## BEGIN Given information
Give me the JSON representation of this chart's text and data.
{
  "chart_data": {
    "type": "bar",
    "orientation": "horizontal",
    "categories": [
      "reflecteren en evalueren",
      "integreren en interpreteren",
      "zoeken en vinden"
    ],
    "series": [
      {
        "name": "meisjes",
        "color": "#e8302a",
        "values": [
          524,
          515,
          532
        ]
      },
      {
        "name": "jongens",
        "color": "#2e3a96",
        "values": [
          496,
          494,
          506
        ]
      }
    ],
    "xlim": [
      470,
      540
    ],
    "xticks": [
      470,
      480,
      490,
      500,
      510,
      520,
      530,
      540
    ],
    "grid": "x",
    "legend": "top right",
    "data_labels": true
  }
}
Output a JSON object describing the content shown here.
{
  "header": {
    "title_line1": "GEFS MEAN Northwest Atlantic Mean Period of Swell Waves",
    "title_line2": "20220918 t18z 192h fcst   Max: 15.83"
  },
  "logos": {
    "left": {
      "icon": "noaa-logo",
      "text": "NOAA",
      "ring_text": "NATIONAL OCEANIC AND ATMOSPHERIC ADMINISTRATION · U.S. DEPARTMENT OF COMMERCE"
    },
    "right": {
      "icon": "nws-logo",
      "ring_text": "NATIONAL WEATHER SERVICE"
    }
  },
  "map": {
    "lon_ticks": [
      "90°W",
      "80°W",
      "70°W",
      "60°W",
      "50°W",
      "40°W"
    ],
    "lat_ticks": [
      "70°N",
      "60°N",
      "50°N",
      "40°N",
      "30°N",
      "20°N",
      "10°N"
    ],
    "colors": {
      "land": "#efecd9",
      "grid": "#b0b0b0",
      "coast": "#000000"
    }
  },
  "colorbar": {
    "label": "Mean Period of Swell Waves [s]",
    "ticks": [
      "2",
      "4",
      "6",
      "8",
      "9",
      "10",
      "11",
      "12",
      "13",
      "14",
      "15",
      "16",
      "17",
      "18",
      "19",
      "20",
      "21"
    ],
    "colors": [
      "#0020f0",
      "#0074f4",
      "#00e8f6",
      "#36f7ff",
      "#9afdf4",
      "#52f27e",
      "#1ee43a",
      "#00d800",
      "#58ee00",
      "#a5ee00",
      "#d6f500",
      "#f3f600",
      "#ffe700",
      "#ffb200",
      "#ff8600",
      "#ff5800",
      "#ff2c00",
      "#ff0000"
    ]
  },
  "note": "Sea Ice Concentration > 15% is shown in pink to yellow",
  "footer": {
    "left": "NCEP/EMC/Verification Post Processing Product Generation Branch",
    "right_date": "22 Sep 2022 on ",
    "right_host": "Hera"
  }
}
## END Given information
▶ _Directions_: Only the number is wanted: how many lines in the entries above contain the word "shown"?

▶ _Response to the task_: 2